### EXERCISE PROMPT:
The records that follow must be reproduced in full, exactly as written.

[Extracts from a graphics dataset]
★ ★ ★ ★ ★
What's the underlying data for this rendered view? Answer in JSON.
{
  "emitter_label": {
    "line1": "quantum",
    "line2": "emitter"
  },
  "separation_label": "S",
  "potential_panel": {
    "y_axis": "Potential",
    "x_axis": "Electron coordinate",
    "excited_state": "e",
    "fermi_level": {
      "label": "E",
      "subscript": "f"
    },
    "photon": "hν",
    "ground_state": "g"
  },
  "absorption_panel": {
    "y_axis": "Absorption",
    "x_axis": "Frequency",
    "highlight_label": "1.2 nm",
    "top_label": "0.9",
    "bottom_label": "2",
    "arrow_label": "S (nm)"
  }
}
★ ★ ★ ★ ★
### THE SOLUTION:
What's the underlying data for this rendered view? Answer in JSON.
{
  "emitter_label": {
    "line1": "quantum",
    "line2": "emitter"
  },
  "separation_label": "S",
  "potential_panel": {
    "y_axis": "Potential",
    "x_axis": "Electron coordinate",
    "excited_state": "e",
    "fermi_level": {
      "label": "E",
      "subscript": "f"
    },
    "photon": "hν",
    "ground_state": "g"
  },
  "absorption_panel": {
    "y_axis": "Absorption",
    "x_axis": "Frequency",
    "highlight_label": "1.2 nm",
    "top_label": "0.9",
    "bottom_label": "2",
    "arrow_label": "S (nm)"
  }
}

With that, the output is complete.